Written problem:
What follows is a set of records; restate each one word for word and drop the pictures.

---- Extracted data

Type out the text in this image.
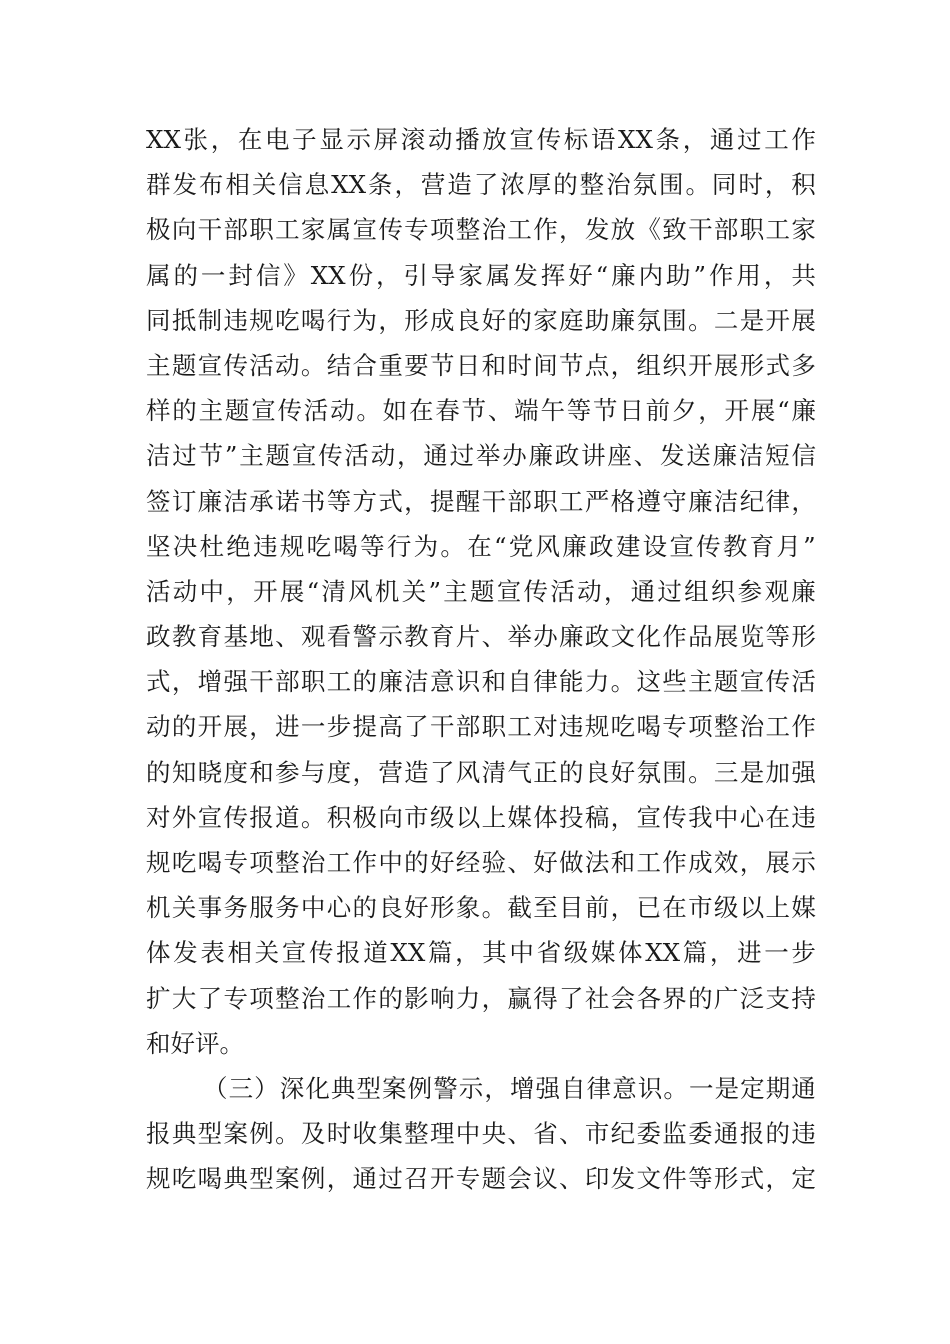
XX 张 ， 在 电 子 显 示 屏 滚 动 播 放 宣 传 标 语 XX 条 ， 通 过 工 作
群 发 布 相 关 信 息 XX 条 ， 营 造 了 浓 厚 的 整 治 氛 围 。 同 时 ， 积
极 向 干 部 职 工 家 属 宣 传 专 项 整 治 工 作 ， 发 放 《 致 干 部 职 工 家
属 的 一 封 信 》 XX 份 ， 引 导 家 属 发 挥 好 “ 廉 内 助 ” 作 用 ， 共
同 抵 制 违 规 吃 喝 行 为 ， 形 成 良 好 的 家 庭 助 廉 氛 围 。 二 是 开 展
主 题 宣 传 活 动 。 结 合 重 要 节 日 和 时 间 节 点 ， 组 织 开 展 形 式 多
样 的 主 题 宣 传 活 动 。 如 在 春 节 、 端 午 等 节 日 前 夕 ， 开 展 “ 廉
洁 过 节 ” 主 题 宣 传 活 动 ， 通 过 举 办 廉 政 讲 座 、 发 送 廉 洁 短 信
签 订 廉 洁 承 诺 书 等 方 式 ， 提 醒 干 部 职 工 严 格 遵 守 廉 洁 纪 律 ，
坚 决 杜 绝 违 规 吃 喝 等 行 为 。 在 “ 党 风 廉 政 建 设 宣 传 教 育 月 ”
活 动 中 ， 开 展 “ 清 风 机 关 ” 主 题 宣 传 活 动 ， 通 过 组 织 参 观 廉
政 教 育 基 地 、 观 看 警 示 教 育 片 、 举 办 廉 政 文 化 作 品 展 览 等 形
式 ， 增 强 干 部 职 工 的 廉 洁 意 识 和 自 律 能 力 。 这 些 主 题 宣 传 活
动 的 开 展 ， 进 一 步 提 高 了 干 部 职 工 对 违 规 吃 喝 专 项 整 治 工 作
的 知 晓 度 和 参 与 度 ， 营 造 了 风 清 气 正 的 良 好 氛 围 。 三 是 加 强
对 外 宣 传 报 道 。 积 极 向 市 级 以 上 媒 体 投 稿 ， 宣 传 我 中 心 在 违
规 吃 喝 专 项 整 治 工 作 中 的 好 经 验 、 好 做 法 和 工 作 成 效 ， 展 示
机 关 事 务 服 务 中 心 的 良 好 形 象 。 截 至 目 前 ， 已 在 市 级 以 上 媒
体 发 表 相 关 宣 传 报 道 XX 篇 ， 其 中 省 级 媒 体 XX 篇 ， 进 一 步
扩 大 了 专 项 整 治 工 作 的 影 响 力 ， 赢 得 了 社 会 各 界 的 广 泛 支 持
和好评。
（ 三 ） 深 化 典 型 案 例 警 示 ， 增 强 自 律 意 识 。 一 是 定 期 通
报 典 型 案 例 。 及 时 收 集 整 理 中 央 、 省 、 市 纪 委 监 委 通 报 的 违
规 吃 喝 典 型 案 例 ， 通 过 召 开 专 题 会 议 、 印 发 文 件 等 形 式 ， 定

--------

Result below:
Type out the text in this image.
XX 张 ， 在 电 子 显 示 屏 滚 动 播 放 宣 传 标 语 XX 条 ， 通 过 工 作
群 发 布 相 关 信 息 XX 条 ， 营 造 了 浓 厚 的 整 治 氛 围 。 同 时 ， 积
极 向 干 部 职 工 家 属 宣 传 专 项 整 治 工 作 ， 发 放 《 致 干 部 职 工 家
属 的 一 封 信 》 XX 份 ， 引 导 家 属 发 挥 好 “ 廉 内 助 ” 作 用 ， 共
同 抵 制 违 规 吃 喝 行 为 ， 形 成 良 好 的 家 庭 助 廉 氛 围 。 二 是 开 展
主 题 宣 传 活 动 。 结 合 重 要 节 日 和 时 间 节 点 ， 组 织 开 展 形 式 多
样 的 主 题 宣 传 活 动 。 如 在 春 节 、 端 午 等 节 日 前 夕 ， 开 展 “ 廉
洁 过 节 ” 主 题 宣 传 活 动 ， 通 过 举 办 廉 政 讲 座 、 发 送 廉 洁 短 信
签 订 廉 洁 承 诺 书 等 方 式 ， 提 醒 干 部 职 工 严 格 遵 守 廉 洁 纪 律 ，
坚 决 杜 绝 违 规 吃 喝 等 行 为 。 在 “ 党 风 廉 政 建 设 宣 传 教 育 月 ”
活 动 中 ， 开 展 “ 清 风 机 关 ” 主 题 宣 传 活 动 ， 通 过 组 织 参 观 廉
政 教 育 基 地 、 观 看 警 示 教 育 片 、 举 办 廉 政 文 化 作 品 展 览 等 形
式 ， 增 强 干 部 职 工 的 廉 洁 意 识 和 自 律 能 力 。 这 些 主 题 宣 传 活
动 的 开 展 ， 进 一 步 提 高 了 干 部 职 工 对 违 规 吃 喝 专 项 整 治 工 作
的 知 晓 度 和 参 与 度 ， 营 造 了 风 清 气 正 的 良 好 氛 围 。 三 是 加 强
对 外 宣 传 报 道 。 积 极 向 市 级 以 上 媒 体 投 稿 ， 宣 传 我 中 心 在 违
规 吃 喝 专 项 整 治 工 作 中 的 好 经 验 、 好 做 法 和 工 作 成 效 ， 展 示
机 关 事 务 服 务 中 心 的 良 好 形 象 。 截 至 目 前 ， 已 在 市 级 以 上 媒
体 发 表 相 关 宣 传 报 道 XX 篇 ， 其 中 省 级 媒 体 XX 篇 ， 进 一 步
扩 大 了 专 项 整 治 工 作 的 影 响 力 ， 赢 得 了 社 会 各 界 的 广 泛 支 持
和好评。
（ 三 ） 深 化 典 型 案 例 警 示 ， 增 强 自 律 意 识 。 一 是 定 期 通
报 典 型 案 例 。 及 时 收 集 整 理 中 央 、 省 、 市 纪 委 监 委 通 报 的 违
规 吃 喝 典 型 案 例 ， 通 过 召 开 专 题 会 议 、 印 发 文 件 等 形 式 ， 定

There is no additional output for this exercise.